[Begin]
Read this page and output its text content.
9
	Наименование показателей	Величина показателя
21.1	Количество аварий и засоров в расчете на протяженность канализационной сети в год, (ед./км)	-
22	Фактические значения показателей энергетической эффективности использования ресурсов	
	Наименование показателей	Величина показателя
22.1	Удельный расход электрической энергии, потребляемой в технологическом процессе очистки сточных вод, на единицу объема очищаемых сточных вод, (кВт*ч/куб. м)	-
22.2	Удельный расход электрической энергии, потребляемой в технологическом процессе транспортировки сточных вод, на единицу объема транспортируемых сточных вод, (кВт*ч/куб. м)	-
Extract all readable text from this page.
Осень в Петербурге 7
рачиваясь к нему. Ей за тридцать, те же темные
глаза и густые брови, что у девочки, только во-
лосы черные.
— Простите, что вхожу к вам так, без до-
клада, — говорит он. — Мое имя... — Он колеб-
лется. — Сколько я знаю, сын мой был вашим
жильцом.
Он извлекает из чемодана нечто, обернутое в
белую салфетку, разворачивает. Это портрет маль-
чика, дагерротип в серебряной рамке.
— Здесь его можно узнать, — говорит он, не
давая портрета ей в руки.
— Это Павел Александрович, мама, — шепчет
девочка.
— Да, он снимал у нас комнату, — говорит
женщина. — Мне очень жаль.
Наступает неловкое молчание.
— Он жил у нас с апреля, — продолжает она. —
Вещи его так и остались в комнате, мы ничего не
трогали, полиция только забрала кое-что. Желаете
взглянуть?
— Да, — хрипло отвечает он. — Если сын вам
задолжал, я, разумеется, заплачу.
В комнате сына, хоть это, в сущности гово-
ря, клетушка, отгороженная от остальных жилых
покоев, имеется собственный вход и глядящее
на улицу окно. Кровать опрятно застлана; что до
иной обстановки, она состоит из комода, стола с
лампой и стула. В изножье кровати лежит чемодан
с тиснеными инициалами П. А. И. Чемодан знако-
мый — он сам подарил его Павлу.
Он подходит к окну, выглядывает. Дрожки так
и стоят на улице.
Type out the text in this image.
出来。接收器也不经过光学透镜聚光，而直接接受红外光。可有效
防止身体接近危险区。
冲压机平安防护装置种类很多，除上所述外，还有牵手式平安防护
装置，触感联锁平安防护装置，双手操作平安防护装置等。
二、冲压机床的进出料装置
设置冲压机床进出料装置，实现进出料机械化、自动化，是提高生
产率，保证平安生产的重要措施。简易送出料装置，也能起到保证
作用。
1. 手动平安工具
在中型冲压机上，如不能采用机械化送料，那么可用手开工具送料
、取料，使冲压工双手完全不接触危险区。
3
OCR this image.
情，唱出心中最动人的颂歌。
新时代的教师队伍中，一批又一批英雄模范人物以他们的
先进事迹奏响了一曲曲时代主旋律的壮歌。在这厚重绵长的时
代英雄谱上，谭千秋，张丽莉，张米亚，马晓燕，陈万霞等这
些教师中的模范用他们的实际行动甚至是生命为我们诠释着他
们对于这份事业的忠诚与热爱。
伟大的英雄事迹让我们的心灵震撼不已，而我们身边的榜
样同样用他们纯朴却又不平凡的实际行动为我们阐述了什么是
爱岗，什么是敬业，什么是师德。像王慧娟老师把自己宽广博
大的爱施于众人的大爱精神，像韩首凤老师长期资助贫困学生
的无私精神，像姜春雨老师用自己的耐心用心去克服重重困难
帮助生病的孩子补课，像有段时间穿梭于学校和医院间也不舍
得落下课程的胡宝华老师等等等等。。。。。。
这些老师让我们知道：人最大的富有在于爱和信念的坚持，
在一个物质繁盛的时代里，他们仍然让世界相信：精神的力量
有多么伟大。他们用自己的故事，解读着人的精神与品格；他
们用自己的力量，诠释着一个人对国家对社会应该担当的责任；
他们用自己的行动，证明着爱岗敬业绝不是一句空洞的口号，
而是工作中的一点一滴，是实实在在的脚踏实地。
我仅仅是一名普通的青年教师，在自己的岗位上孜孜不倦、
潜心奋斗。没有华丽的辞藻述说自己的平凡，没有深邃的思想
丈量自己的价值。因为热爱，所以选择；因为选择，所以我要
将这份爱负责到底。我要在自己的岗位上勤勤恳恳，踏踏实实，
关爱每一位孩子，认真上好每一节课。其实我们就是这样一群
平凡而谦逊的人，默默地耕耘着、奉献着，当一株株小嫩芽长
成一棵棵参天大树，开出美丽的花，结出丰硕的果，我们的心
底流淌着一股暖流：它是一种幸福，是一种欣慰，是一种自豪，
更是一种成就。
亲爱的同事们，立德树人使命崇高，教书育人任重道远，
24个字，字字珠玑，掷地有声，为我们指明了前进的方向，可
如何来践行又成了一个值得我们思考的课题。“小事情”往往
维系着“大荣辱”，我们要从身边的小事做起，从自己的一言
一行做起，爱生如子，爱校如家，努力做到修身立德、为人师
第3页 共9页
[End]
Problem to work on ::
Wherever the word "только" occurs in a line of the listing, copy that line.

Final answer ::
глаза и густые брови, что у девочки, только во-
трогали, полиция только забрала кое-что. Желаете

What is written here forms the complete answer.